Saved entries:
++++
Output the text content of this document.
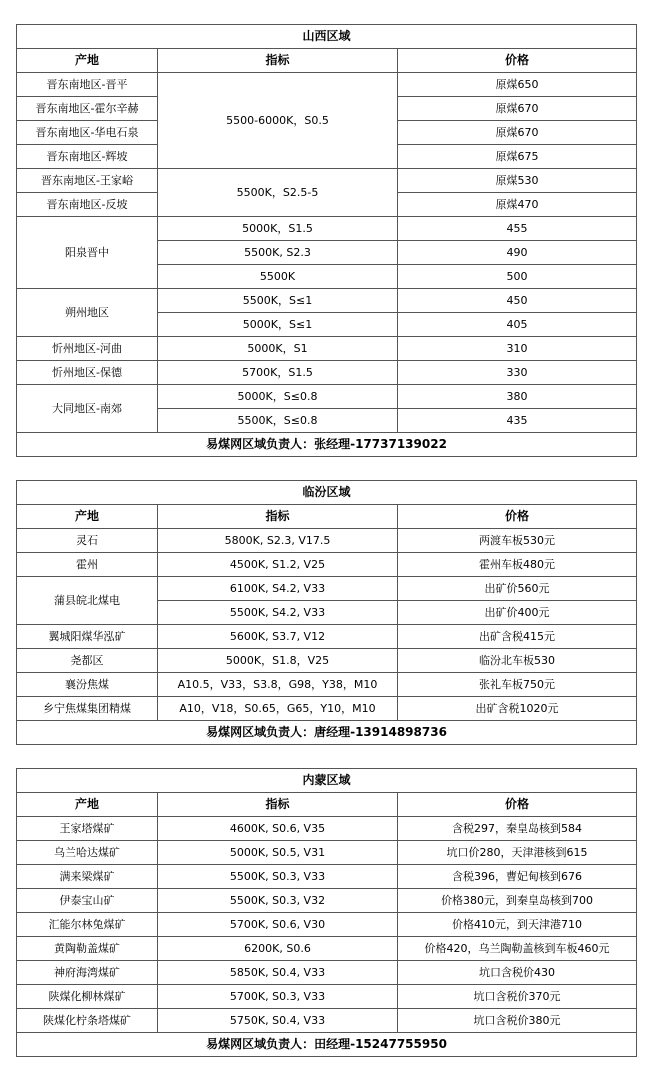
山西区域		
产地	指标	价格
晋东南地区-晋平	5500-6000K，S0.5	原煤650
晋东南地区-霍尔辛赫		原煤670
晋东南地区-华电石泉		原煤670
晋东南地区-辉坡		原煤675
晋东南地区-王家峪	5500K，S2.5-5	原煤530
晋东南地区-反坡		原煤470
阳泉晋中	5000K，S1.5	455
	5500K, S2.3	490
	5500K	500
朔州地区	5500K，S≤1	450
	5000K，S≤1	405
忻州地区-河曲	5000K，S1	310
忻州地区-保德	5700K，S1.5	330
大同地区-南郊	5000K，S≤0.8	380
	5500K，S≤0.8	435
易煤网区域负责人：张经理-17737139022		
临汾区域		
产地	指标	价格
灵石	5800K, S2.3, V17.5	两渡车板530元
霍州	4500K, S1.2, V25	霍州车板480元
蒲县皖北煤电	6100K, S4.2, V33	出矿价560元
	5500K, S4.2, V33	出矿价400元
翼城阳煤华泓矿	5600K, S3.7, V12	出矿含税415元
尧都区	5000K，S1.8，V25	临汾北车板530
襄汾焦煤	A10.5，V33，S3.8，G98，Y38，M10	张礼车板750元
乡宁焦煤集团精煤	A10，V18，S0.65，G65，Y10，M10	出矿含税1020元
易煤网区域负责人：唐经理-13914898736		
内蒙区域		
产地	指标	价格
王家塔煤矿	4600K, S0.6, V35	含税297，秦皇岛核到584
乌兰哈达煤矿	5000K, S0.5, V31	坑口价280，天津港核到615
满来梁煤矿	5500K, S0.3, V33	含税396，曹妃甸核到676
伊泰宝山矿	5500K, S0.3, V32	价格380元，到秦皇岛核到700
汇能尔林兔煤矿	5700K, S0.6, V30	价格410元，到天津港710
黄陶勒盖煤矿	6200K, S0.6	价格420，乌兰陶勒盖核到车板460元
神府海湾煤矿	5850K, S0.4, V33	坑口含税价430
陕煤化柳林煤矿	5700K, S0.3, V33	坑口含税价370元
陕煤化柠条塔煤矿	5750K, S0.4, V33	坑口含税价380元
易煤网区域负责人：田经理-15247755950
++++
■ Exercise goal
Reproduce the entries above without change, omitting all pictures.

■ Full solution
Output the text content of this document.
山西区域		
产地	指标	价格
晋东南地区-晋平	5500-6000K，S0.5	原煤650
晋东南地区-霍尔辛赫		原煤670
晋东南地区-华电石泉		原煤670
晋东南地区-辉坡		原煤675
晋东南地区-王家峪	5500K，S2.5-5	原煤530
晋东南地区-反坡		原煤470
阳泉晋中	5000K，S1.5	455
	5500K, S2.3	490
	5500K	500
朔州地区	5500K，S≤1	450
	5000K，S≤1	405
忻州地区-河曲	5000K，S1	310
忻州地区-保德	5700K，S1.5	330
大同地区-南郊	5000K，S≤0.8	380
	5500K，S≤0.8	435
易煤网区域负责人：张经理-17737139022		
临汾区域		
产地	指标	价格
灵石	5800K, S2.3, V17.5	两渡车板530元
霍州	4500K, S1.2, V25	霍州车板480元
蒲县皖北煤电	6100K, S4.2, V33	出矿价560元
	5500K, S4.2, V33	出矿价400元
翼城阳煤华泓矿	5600K, S3.7, V12	出矿含税415元
尧都区	5000K，S1.8，V25	临汾北车板530
襄汾焦煤	A10.5，V33，S3.8，G98，Y38，M10	张礼车板750元
乡宁焦煤集团精煤	A10，V18，S0.65，G65，Y10，M10	出矿含税1020元
易煤网区域负责人：唐经理-13914898736		
内蒙区域		
产地	指标	价格
王家塔煤矿	4600K, S0.6, V35	含税297，秦皇岛核到584
乌兰哈达煤矿	5000K, S0.5, V31	坑口价280，天津港核到615
满来梁煤矿	5500K, S0.3, V33	含税396，曹妃甸核到676
伊泰宝山矿	5500K, S0.3, V32	价格380元，到秦皇岛核到700
汇能尔林兔煤矿	5700K, S0.6, V30	价格410元，到天津港710
黄陶勒盖煤矿	6200K, S0.6	价格420，乌兰陶勒盖核到车板460元
神府海湾煤矿	5850K, S0.4, V33	坑口含税价430
陕煤化柳林煤矿	5700K, S0.3, V33	坑口含税价370元
陕煤化柠条塔煤矿	5750K, S0.4, V33	坑口含税价380元
易煤网区域负责人：田经理-15247755950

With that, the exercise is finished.